## SHORT TASK
Give only a count of the lines that include the string "name".

------------------------------------------------------------

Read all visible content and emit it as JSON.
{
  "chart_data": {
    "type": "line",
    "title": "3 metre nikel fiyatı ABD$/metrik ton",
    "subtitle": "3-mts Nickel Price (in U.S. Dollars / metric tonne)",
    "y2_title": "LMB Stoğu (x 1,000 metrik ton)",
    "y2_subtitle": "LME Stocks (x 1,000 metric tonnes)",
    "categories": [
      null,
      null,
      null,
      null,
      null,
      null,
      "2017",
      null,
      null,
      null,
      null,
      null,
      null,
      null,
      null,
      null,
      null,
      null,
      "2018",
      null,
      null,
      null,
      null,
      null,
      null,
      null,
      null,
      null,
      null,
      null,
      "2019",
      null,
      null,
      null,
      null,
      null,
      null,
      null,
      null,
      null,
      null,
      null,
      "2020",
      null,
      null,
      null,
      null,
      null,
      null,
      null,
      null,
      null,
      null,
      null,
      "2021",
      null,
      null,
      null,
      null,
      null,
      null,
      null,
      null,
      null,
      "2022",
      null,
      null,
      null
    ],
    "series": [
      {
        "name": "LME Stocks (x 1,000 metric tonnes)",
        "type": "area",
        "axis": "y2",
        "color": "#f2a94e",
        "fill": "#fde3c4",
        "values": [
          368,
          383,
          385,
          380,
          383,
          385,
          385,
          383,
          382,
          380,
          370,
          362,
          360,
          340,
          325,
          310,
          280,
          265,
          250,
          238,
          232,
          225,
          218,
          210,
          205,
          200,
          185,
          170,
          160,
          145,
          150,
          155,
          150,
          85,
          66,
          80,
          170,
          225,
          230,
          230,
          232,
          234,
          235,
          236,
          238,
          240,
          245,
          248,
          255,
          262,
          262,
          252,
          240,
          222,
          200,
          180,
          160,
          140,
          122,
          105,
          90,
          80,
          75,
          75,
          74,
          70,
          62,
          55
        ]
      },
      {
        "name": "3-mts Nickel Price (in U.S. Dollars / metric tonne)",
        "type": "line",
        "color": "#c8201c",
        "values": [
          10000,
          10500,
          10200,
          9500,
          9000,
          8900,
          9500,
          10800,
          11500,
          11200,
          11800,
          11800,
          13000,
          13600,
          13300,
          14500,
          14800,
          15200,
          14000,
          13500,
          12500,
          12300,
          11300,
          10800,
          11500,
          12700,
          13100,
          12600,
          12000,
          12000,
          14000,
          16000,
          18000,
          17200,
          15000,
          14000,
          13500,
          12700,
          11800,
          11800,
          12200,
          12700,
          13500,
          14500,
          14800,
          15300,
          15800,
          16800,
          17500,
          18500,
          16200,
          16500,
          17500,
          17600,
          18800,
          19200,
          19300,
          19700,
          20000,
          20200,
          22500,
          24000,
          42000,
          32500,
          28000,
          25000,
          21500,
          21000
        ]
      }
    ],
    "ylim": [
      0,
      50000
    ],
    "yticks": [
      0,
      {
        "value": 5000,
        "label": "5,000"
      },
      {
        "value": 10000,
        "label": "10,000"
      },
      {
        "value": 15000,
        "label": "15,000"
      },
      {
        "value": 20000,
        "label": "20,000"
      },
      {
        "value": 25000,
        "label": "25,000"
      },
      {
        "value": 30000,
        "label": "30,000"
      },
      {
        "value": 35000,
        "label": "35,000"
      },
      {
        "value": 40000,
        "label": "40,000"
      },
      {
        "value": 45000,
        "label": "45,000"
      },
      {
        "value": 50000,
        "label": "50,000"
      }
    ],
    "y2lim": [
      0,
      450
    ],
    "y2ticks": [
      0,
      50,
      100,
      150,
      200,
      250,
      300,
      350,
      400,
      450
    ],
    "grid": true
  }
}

------------------------------------------------------------

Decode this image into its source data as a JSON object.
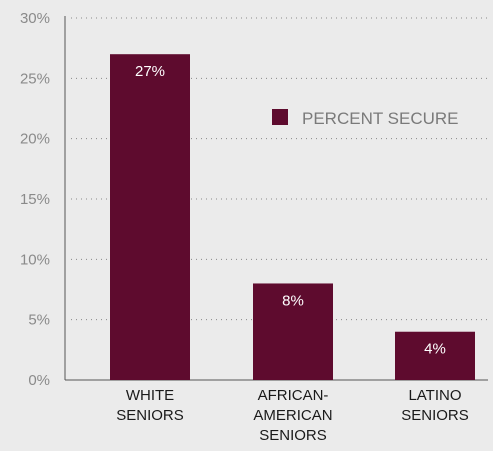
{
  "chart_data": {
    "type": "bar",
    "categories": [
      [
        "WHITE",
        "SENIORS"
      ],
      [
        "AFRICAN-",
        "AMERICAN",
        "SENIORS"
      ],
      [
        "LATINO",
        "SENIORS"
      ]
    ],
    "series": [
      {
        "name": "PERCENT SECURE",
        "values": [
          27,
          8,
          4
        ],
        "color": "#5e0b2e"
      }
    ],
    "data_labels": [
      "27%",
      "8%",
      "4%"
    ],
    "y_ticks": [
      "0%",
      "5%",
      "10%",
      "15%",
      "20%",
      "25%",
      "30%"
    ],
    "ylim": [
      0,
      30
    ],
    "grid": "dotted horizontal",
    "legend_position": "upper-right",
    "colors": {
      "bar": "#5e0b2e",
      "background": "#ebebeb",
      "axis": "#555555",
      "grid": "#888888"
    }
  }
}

------------------------------------------------------------

## WRITTEN SOLUTION
3